Task to carry out
Pick out every line holding the string "限界勇者" and copy it.

Material provided

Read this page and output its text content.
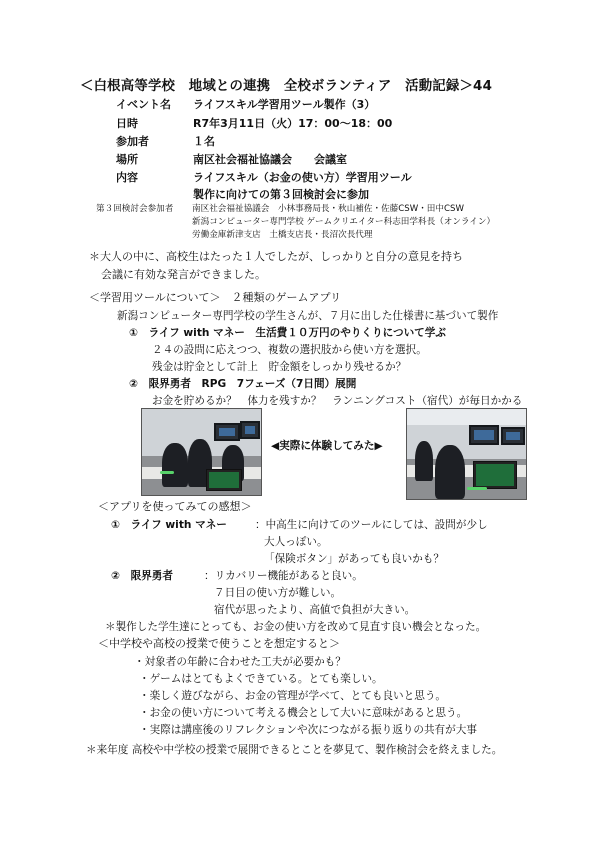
＜白根高等学校　地域との連携　全校ボランティア　活動記録＞44
イベント名 ライフスキル学習用ツール製作（3）
日時	R7年3月11日（火）17：00～18：00
参加者	１名
場所	南区社会福祉協議会　　会議室
内容	ライフスキル（お金の使い方）学習用ツール
製作に向けての第３回検討会に参加
第３回検討会参加者 南区社会福祉協議会　小林事務局長・秋山補佐・佐藤CSW・田中CSW
新潟コンピューター専門学校 ゲームクリエイター科志田学科長（オンライン）
労働金庫新津支店　土橋支店長・長沼次長代理
＊大人の中に、高校生はたった１人でしたが、しっかりと自分の意見を持ち
会議に有効な発言ができました。
＜学習用ツールについて＞　２種類のゲームアプリ
新潟コンピューター専門学校の学生さんが、７月に出した仕様書に基づいて製作
①　ライフ with マネー　生活費１０万円のやりくりについて学ぶ
２４の設問に応えつつ、複数の選択肢から使い方を選択。
残金は貯金として計上　貯金額をしっかり残せるか？
②　限界勇者　RPG　7フェーズ（7日間）展開
お金を貯めるか？　体力を残すか？　ランニングコスト（宿代）が毎日かかる
◀実際に体験してみた▶
＜アプリを使ってみての感想＞
①　ライフ with マネー	：中高生に向けてのツールにしては、設問が少し
大人っぽい。
「保険ボタン」があっても良いかも？
②　限界勇者	：リカバリー機能があると良い。
７日目の使い方が難しい。
宿代が思ったより、高値で負担が大きい。
＊製作した学生達にとっても、お金の使い方を改めて見直す良い機会となった。
＜中学校や高校の授業で使うことを想定すると＞
・対象者の年齢に合わせた工夫が必要かも？
・ゲームはとてもよくできている。とても楽しい。
・楽しく遊びながら、お金の管理が学べて、とても良いと思う。
・お金の使い方について考える機会として大いに意味があると思う。
・実際は講座後のリフレクションや次につながる振り返りの共有が大事
＊来年度 高校や中学校の授業で展開できるとことを夢見て、製作検討会を終えました。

Exercise output
②　限界勇者　RPG　7フェーズ（7日間）展開
②　限界勇者	：リカバリー機能があると良い。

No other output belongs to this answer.